*Text*
Like every year, Muslim families residing in Adalatganj area of the city are busy making ‘mitti ka chullah’ for the Chhath devotees, most of them prepare ‘prasad’ for ‘kharna’ on new earthen stoves.

The four-day Chhath Puja will begin with ‘nahay-khaye’ on October 24 and conclude on October 27 with the morning arghya.

Maimoon Khatoon (70) has been selling earthen stoves for the last five decades. She has prepared 300 such chullahs for the devotees and put them under a tree on the roadside at Beerchand Patel Marg. “People not only appreciate our work, but also shell out more money than what it costs. Devotees still use these chullahs to cook ‘prasad’ for Chhath. One chullah costs between Rs60 and Rs100, depending on its size,” she said.

“We start making chullahs after Dussehra and strictly avoid non-vegetarian food, garlic and onion during this period. These chullahs are made with special care and spirituality,” Maimoon said and admitted that she makes all the stoves in traditional style with determination and make sure that these are kept off any kind of impurity.

*Source material*
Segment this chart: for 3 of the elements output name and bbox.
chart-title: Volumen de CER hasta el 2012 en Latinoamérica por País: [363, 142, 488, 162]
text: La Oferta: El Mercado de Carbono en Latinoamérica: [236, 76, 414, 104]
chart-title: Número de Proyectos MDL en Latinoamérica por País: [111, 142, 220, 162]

*Given instruction*
Duplicate the passage on the Chhath earthen stoves word for word, beginning at the words "Like every year, Muslim" and stopping after "new earthen stoves.". Rely solely on the text to complete what is asked.

*The result*
Like every year, Muslim families residing in Adalatganj area of the city are busy making ‘mitti ka chullah’ for the Chhath devotees, most of them prepare ‘prasad’ for ‘kharna’ on new earthen stoves.